SUPPLIED TEXT –

This command utilizes Python’s package manager, pip, to download and install the pytrends library. The CMD (Command Prompt) was used to ensure that the library was available in the environment, allowing the script to make requests to Google Trends and retrieve the required data.

Once the installation was successfully completed, the script was ready to run without any issues related to missing dependencies.

#### 2. Importing Necessary Libraries

In [10]:
from pytrends.request import TrendReq
import pandas as pd
import time
import random
from pytrends.exceptions import ResponseError

In this code, we imported the necessary libraries and tools for working with Google Trends and data. Here's a breakdown of what we did:

1. from pytrends.request import TrendReq:
We imported TrendReq from pytrends, allowing us to access Google Trends data. This is the main object used to send search queries to Google Trends.
2. import pandas as pd:
We imported Pandas, a popular data analysis library, to organize and manipulate the data using DataFrames for easy analysis.
3. import time:
We imported time to manage time-based functions like delaying execution between requests to avoid overwhelming Google with too many queries at once.
4. import random:
We imported random to introduce random delays between requests, ensuring that our requests appear natural and avoid triggering any rate limits.

SUPPLIED RECORDS –
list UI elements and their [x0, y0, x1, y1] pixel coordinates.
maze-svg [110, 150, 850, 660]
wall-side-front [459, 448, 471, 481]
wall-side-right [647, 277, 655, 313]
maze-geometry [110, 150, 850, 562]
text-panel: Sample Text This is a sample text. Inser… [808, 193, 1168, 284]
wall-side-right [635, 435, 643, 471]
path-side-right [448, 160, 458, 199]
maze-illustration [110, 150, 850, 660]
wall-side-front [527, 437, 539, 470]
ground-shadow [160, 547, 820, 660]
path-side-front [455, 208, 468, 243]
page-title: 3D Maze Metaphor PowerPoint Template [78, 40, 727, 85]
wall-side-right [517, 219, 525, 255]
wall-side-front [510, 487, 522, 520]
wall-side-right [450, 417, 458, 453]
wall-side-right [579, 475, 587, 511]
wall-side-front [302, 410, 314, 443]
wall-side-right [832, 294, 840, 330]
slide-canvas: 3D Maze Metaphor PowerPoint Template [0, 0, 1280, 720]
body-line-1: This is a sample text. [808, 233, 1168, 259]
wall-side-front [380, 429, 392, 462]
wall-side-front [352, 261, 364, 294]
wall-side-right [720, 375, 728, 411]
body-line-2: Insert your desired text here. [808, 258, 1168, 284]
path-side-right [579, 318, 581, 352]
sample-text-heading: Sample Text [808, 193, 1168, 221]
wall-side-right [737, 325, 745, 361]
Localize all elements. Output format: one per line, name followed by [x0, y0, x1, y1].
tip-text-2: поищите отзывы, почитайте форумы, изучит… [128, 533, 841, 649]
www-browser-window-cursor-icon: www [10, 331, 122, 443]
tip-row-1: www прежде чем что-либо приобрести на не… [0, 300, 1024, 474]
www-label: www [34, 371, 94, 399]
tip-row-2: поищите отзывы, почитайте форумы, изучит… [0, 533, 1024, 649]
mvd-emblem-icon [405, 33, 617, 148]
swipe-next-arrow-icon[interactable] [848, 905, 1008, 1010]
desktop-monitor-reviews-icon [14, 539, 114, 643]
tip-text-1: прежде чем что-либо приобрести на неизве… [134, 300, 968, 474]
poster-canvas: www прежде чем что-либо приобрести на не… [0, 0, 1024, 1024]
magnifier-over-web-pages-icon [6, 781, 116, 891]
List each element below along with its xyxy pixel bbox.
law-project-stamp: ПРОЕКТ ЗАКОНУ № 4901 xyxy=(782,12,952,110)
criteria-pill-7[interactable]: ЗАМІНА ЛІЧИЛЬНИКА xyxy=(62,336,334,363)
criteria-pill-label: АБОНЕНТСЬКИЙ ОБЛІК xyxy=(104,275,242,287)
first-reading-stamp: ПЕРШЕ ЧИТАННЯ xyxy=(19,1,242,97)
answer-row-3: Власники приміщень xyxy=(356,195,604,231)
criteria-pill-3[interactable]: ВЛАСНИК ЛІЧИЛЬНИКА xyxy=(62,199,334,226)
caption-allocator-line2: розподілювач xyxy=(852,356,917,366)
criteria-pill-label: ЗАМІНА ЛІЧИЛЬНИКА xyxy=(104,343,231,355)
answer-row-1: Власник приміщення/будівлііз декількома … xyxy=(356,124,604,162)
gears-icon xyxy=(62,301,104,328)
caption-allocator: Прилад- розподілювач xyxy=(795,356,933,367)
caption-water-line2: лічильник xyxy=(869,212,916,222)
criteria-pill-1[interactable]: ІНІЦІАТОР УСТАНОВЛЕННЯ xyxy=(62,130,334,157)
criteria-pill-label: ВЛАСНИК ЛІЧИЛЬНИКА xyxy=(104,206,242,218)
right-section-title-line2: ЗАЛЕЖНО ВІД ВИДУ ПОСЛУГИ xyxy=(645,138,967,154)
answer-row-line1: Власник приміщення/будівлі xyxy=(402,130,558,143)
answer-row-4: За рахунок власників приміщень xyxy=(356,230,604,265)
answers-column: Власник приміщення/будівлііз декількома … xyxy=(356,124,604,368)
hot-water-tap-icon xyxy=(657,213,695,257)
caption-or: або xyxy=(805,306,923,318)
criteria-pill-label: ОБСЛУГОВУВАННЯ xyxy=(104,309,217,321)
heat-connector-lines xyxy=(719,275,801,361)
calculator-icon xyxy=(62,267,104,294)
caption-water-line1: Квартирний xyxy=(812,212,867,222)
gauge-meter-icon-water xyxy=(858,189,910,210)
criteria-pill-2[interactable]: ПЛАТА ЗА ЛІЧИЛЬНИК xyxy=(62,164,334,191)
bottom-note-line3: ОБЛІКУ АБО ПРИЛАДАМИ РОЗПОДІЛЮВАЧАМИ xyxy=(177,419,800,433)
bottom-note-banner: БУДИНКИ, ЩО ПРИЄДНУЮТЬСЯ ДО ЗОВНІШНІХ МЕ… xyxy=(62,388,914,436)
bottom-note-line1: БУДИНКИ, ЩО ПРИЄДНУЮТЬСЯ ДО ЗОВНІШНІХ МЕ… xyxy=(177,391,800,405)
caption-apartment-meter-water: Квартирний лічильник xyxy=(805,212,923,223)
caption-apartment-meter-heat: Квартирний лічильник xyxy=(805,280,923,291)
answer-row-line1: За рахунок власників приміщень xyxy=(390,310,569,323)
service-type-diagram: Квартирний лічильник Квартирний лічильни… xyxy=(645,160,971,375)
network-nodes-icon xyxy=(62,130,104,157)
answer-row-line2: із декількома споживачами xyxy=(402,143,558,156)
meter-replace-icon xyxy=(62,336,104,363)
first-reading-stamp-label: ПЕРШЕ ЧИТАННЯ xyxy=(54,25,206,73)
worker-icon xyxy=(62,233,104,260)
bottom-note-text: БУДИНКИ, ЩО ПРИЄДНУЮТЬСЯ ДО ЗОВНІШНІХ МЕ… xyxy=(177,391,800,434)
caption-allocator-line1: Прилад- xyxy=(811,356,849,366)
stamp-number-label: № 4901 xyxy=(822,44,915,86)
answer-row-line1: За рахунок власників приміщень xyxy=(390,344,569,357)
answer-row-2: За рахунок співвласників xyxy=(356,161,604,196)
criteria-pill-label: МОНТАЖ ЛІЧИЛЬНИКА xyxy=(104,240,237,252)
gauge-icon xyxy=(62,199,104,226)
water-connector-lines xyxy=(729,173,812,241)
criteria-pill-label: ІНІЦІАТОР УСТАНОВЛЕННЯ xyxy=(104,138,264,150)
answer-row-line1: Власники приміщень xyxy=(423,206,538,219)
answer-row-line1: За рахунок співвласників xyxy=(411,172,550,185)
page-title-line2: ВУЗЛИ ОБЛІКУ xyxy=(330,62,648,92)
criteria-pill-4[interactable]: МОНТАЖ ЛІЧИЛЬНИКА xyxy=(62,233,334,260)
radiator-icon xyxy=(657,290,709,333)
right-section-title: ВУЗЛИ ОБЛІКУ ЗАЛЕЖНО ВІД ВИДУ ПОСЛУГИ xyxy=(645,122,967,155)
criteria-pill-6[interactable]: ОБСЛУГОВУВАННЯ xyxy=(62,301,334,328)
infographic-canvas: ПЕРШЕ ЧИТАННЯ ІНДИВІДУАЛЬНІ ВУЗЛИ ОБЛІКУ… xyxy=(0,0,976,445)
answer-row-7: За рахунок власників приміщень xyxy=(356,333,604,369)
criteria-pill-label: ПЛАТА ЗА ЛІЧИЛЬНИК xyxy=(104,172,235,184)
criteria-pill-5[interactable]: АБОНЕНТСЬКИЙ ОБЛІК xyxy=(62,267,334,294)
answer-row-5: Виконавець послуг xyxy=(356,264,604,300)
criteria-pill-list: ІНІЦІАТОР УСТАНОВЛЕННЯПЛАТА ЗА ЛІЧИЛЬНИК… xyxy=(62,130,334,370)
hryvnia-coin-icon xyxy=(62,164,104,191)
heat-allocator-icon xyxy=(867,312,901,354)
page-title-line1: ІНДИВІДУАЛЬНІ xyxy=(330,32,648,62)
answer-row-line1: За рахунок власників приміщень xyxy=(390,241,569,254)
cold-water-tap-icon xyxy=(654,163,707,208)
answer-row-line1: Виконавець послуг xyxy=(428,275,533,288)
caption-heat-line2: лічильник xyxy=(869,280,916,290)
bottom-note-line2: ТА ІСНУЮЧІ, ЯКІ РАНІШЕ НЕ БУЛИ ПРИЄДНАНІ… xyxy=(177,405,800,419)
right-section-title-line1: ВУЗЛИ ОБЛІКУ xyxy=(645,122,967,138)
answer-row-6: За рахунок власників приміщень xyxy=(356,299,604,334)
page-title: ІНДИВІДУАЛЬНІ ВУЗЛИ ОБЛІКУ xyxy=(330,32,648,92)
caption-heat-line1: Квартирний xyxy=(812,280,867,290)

PROBLEM – In the pytrends walkthrough, what was the random module imported to do?

THE COMPLETED TASK – It introduces random delays between requests so they appear natural and avoid triggering rate limits.